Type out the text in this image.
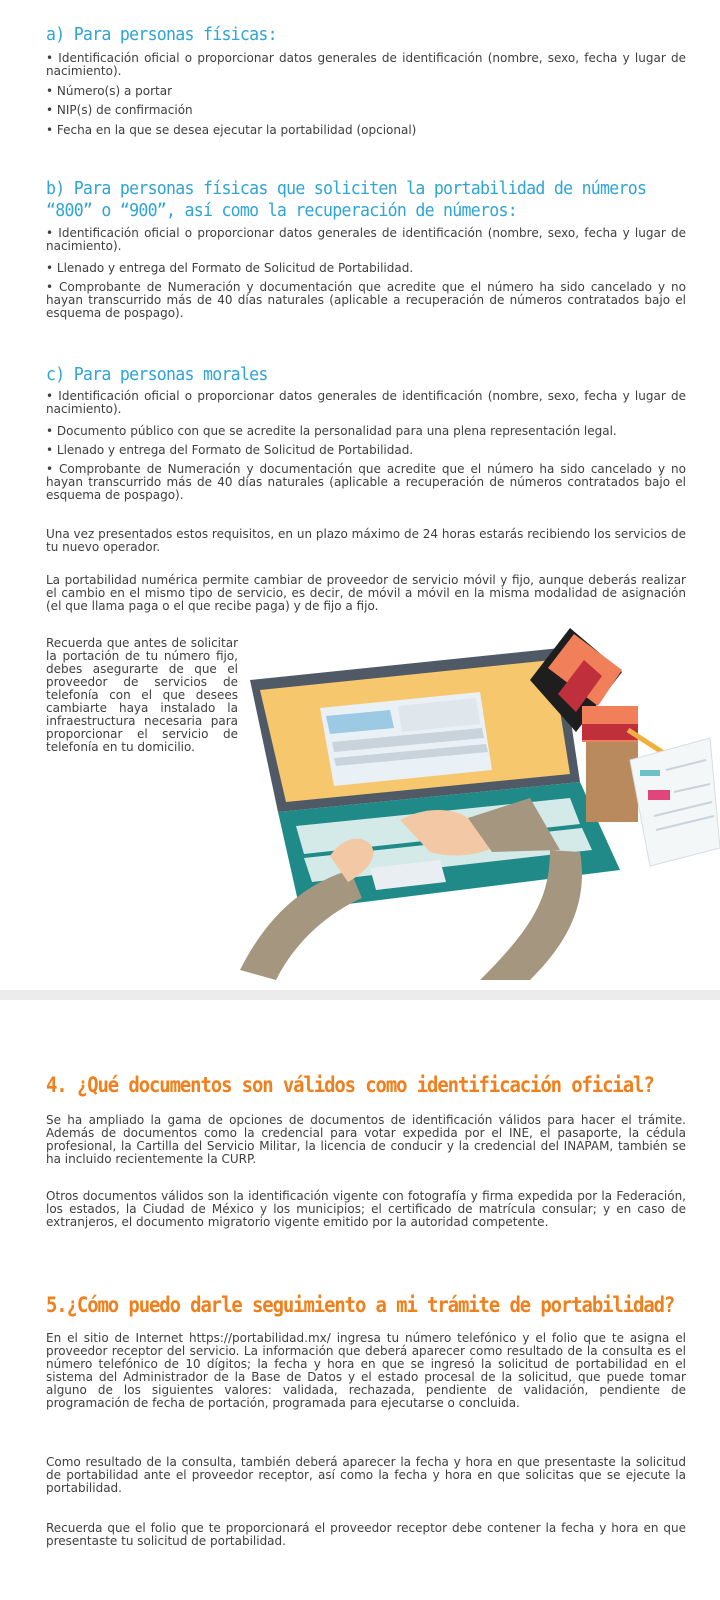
a) Para personas físicas:

• Identificación oficial o proporcionar datos generales de identificación (nombre, sexo, fecha y lugar de nacimiento).

• Número(s) a portar

• NIP(s) de confirmación

• Fecha en la que se desea ejecutar la portabilidad (opcional)

b) Para personas físicas que soliciten la portabilidad de números “800” o “900”, así como la recuperación de números:

• Identificación oficial o proporcionar datos generales de identificación (nombre, sexo, fecha y lugar de nacimiento).

• Llenado y entrega del Formato de Solicitud de Portabilidad.

• Comprobante de Numeración y documentación que acredite que el número ha sido cancelado y no hayan transcurrido más de 40 días naturales (aplicable a recuperación de números contratados bajo el esquema de pospago).

c) Para personas morales

• Identificación oficial o proporcionar datos generales de identificación (nombre, sexo, fecha y lugar de nacimiento).

• Documento público con que se acredite la personalidad para una plena representación legal.

• Llenado y entrega del Formato de Solicitud de Portabilidad.

• Comprobante de Numeración y documentación que acredite que el número ha sido cancelado y no hayan transcurrido más de 40 días naturales (aplicable a recuperación de números contratados bajo el esquema de pospago).

Una vez presentados estos requisitos, en un plazo máximo de 24 horas estarás recibiendo los servicios de tu nuevo operador.

La portabilidad numérica permite cambiar de proveedor de servicio móvil y fijo, aunque deberás realizar el cambio en el mismo tipo de servicio, es decir, de móvil a móvil en la misma modalidad de asignación (el que llama paga o el que recibe paga) y de fijo a fijo.

Recuerda que antes de solicitar la portación de tu número fijo, debes asegurarte de que el proveedor de servicios de telefonía con el que desees cambiarte haya instalado la infraestructura necesaria para proporcionar el servicio de telefonía en tu domicilio.

4. ¿Qué documentos son válidos como identificación oficial?

Se ha ampliado la gama de opciones de documentos de identificación válidos para hacer el trámite. Además de documentos como la credencial para votar expedida por el INE, el pasaporte, la cédula profesional, la Cartilla del Servicio Militar, la licencia de conducir y la credencial del INAPAM, también se ha incluido recientemente la CURP.

Otros documentos válidos son la identificación vigente con fotografía y firma expedida por la Federación, los estados, la Ciudad de México y los municipios; el certificado de matrícula consular; y en caso de extranjeros, el documento migratorio vigente emitido por la autoridad competente.

5.¿Cómo puedo darle seguimiento a mi trámite de portabilidad?

En el sitio de Internet https://portabilidad.mx/ ingresa tu número telefónico y el folio que te asigna el proveedor receptor del servicio. La información que deberá aparecer como resultado de la consulta es el número telefónico de 10 dígitos; la fecha y hora en que se ingresó la solicitud de portabilidad en el sistema del Administrador de la Base de Datos y el estado procesal de la solicitud, que puede tomar alguno de los siguientes valores: validada, rechazada, pendiente de validación, pendiente de programación de fecha de portación, programada para ejecutarse o concluida.

Como resultado de la consulta, también deberá aparecer la fecha y hora en que presentaste la solicitud de portabilidad ante el proveedor receptor, así como la fecha y hora en que solicitas que se ejecute la portabilidad.

Recuerda que el folio que te proporcionará el proveedor receptor debe contener la fecha y hora en que presentaste tu solicitud de portabilidad.
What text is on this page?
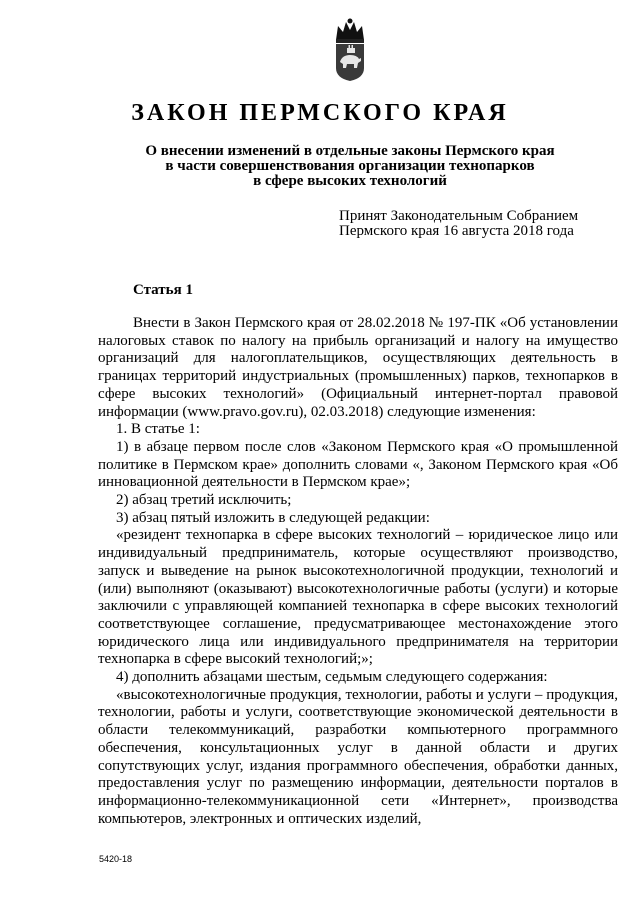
ЗАКОН ПЕРМСКОГО КРАЯ
О внесении изменений в отдельные законы Пермского края
в части совершенствования организации технопарков
в сфере высоких технологий
Принят Законодательным Собранием
Пермского края 16 августа 2018 года
Статья 1

Внести в Закон Пермского края от 28.02.2018 № 197-ПК «Об установлении налоговых ставок по налогу на прибыль организаций и налогу на имущество организаций для налогоплательщиков, осуществляющих деятельность в границах территорий индустриальных (промышленных) парков, технопарков в сфере высоких технологий» (Официальный интернет-портал правовой информации (www.pravo.gov.ru), 02.03.2018) следующие изменения:

1. В статье 1:

1) в абзаце первом после слов «Законом Пермского края «О промышленной политике в Пермском крае» дополнить словами «, Законом Пермского края «Об инновационной деятельности в Пермском крае»;

2) абзац третий исключить;

3) абзац пятый изложить в следующей редакции:

«резидент технопарка в сфере высоких технологий – юридическое лицо или индивидуальный предприниматель, которые осуществляют производство, запуск и выведение на рынок высокотехнологичной продукции, технологий и (или) выполняют (оказывают) высокотехнологичные работы (услуги) и которые заключили с управляющей компанией технопарка в сфере высоких технологий соответствующее соглашение, предусматривающее местонахождение этого юридического лица или индивидуального предпринимателя на территории технопарка в сфере высокий технологий;»;

4) дополнить абзацами шестым, седьмым следующего содержания:

«высокотехнологичные продукция, технологии, работы и услуги – продукция, технологии, работы и услуги, соответствующие экономической деятельности в области телекоммуникаций, разработки компьютерного программного обеспечения, консультационных услуг в данной области и других сопутствующих услуг, издания программного обеспечения, обработки данных, предоставления услуг по размещению информации, деятельности порталов в информационно-телекоммуникационной сети «Интернет», производства компьютеров, электронных и оптических изделий,

5420-18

> **Task**:
Give every record back exactly as it reads, with no images.

> **Answer for this exercise**:
Type out the text in this image.
a) Para personas físicas:

• Identificación oficial o proporcionar datos generales de identificación (nombre, sexo, fecha y lugar de nacimiento).

• Número(s) a portar

• NIP(s) de confirmación

• Fecha en la que se desea ejecutar la portabilidad (opcional)

b) Para personas físicas que soliciten la portabilidad de números “800” o “900”, así como la recuperación de números:

• Identificación oficial o proporcionar datos generales de identificación (nombre, sexo, fecha y lugar de nacimiento).

• Llenado y entrega del Formato de Solicitud de Portabilidad.

• Comprobante de Numeración y documentación que acredite que el número ha sido cancelado y no hayan transcurrido más de 40 días naturales (aplicable a recuperación de números contratados bajo el esquema de pospago).

c) Para personas morales

• Identificación oficial o proporcionar datos generales de identificación (nombre, sexo, fecha y lugar de nacimiento).

• Documento público con que se acredite la personalidad para una plena representación legal.

• Llenado y entrega del Formato de Solicitud de Portabilidad.

• Comprobante de Numeración y documentación que acredite que el número ha sido cancelado y no hayan transcurrido más de 40 días naturales (aplicable a recuperación de números contratados bajo el esquema de pospago).

Una vez presentados estos requisitos, en un plazo máximo de 24 horas estarás recibiendo los servicios de tu nuevo operador.

La portabilidad numérica permite cambiar de proveedor de servicio móvil y fijo, aunque deberás realizar el cambio en el mismo tipo de servicio, es decir, de móvil a móvil en la misma modalidad de asignación (el que llama paga o el que recibe paga) y de fijo a fijo.

Recuerda que antes de solicitar la portación de tu número fijo, debes asegurarte de que el proveedor de servicios de telefonía con el que desees cambiarte haya instalado la infraestructura necesaria para proporcionar el servicio de telefonía en tu domicilio.

4. ¿Qué documentos son válidos como identificación oficial?

Se ha ampliado la gama de opciones de documentos de identificación válidos para hacer el trámite. Además de documentos como la credencial para votar expedida por el INE, el pasaporte, la cédula profesional, la Cartilla del Servicio Militar, la licencia de conducir y la credencial del INAPAM, también se ha incluido recientemente la CURP.

Otros documentos válidos son la identificación vigente con fotografía y firma expedida por la Federación, los estados, la Ciudad de México y los municipios; el certificado de matrícula consular; y en caso de extranjeros, el documento migratorio vigente emitido por la autoridad competente.

5.¿Cómo puedo darle seguimiento a mi trámite de portabilidad?

En el sitio de Internet https://portabilidad.mx/ ingresa tu número telefónico y el folio que te asigna el proveedor receptor del servicio. La información que deberá aparecer como resultado de la consulta es el número telefónico de 10 dígitos; la fecha y hora en que se ingresó la solicitud de portabilidad en el sistema del Administrador de la Base de Datos y el estado procesal de la solicitud, que puede tomar alguno de los siguientes valores: validada, rechazada, pendiente de validación, pendiente de programación de fecha de portación, programada para ejecutarse o concluida.

Como resultado de la consulta, también deberá aparecer la fecha y hora en que presentaste la solicitud de portabilidad ante el proveedor receptor, así como la fecha y hora en que solicitas que se ejecute la portabilidad.

Recuerda que el folio que te proporcionará el proveedor receptor debe contener la fecha y hora en que presentaste tu solicitud de portabilidad.
What text is on this page?
ЗАКОН ПЕРМСКОГО КРАЯ
О внесении изменений в отдельные законы Пермского края
в части совершенствования организации технопарков
в сфере высоких технологий
Принят Законодательным Собранием
Пермского края 16 августа 2018 года
Статья 1

Внести в Закон Пермского края от 28.02.2018 № 197-ПК «Об установлении налоговых ставок по налогу на прибыль организаций и налогу на имущество организаций для налогоплательщиков, осуществляющих деятельность в границах территорий индустриальных (промышленных) парков, технопарков в сфере высоких технологий» (Официальный интернет-портал правовой информации (www.pravo.gov.ru), 02.03.2018) следующие изменения:

1. В статье 1:

1) в абзаце первом после слов «Законом Пермского края «О промышленной политике в Пермском крае» дополнить словами «, Законом Пермского края «Об инновационной деятельности в Пермском крае»;

2) абзац третий исключить;

3) абзац пятый изложить в следующей редакции:

«резидент технопарка в сфере высоких технологий – юридическое лицо или индивидуальный предприниматель, которые осуществляют производство, запуск и выведение на рынок высокотехнологичной продукции, технологий и (или) выполняют (оказывают) высокотехнологичные работы (услуги) и которые заключили с управляющей компанией технопарка в сфере высоких технологий соответствующее соглашение, предусматривающее местонахождение этого юридического лица или индивидуального предпринимателя на территории технопарка в сфере высокий технологий;»;

4) дополнить абзацами шестым, седьмым следующего содержания:

«высокотехнологичные продукция, технологии, работы и услуги – продукция, технологии, работы и услуги, соответствующие экономической деятельности в области телекоммуникаций, разработки компьютерного программного обеспечения, консультационных услуг в данной области и других сопутствующих услуг, издания программного обеспечения, обработки данных, предоставления услуг по размещению информации, деятельности порталов в информационно-телекоммуникационной сети «Интернет», производства компьютеров, электронных и оптических изделий,

5420-18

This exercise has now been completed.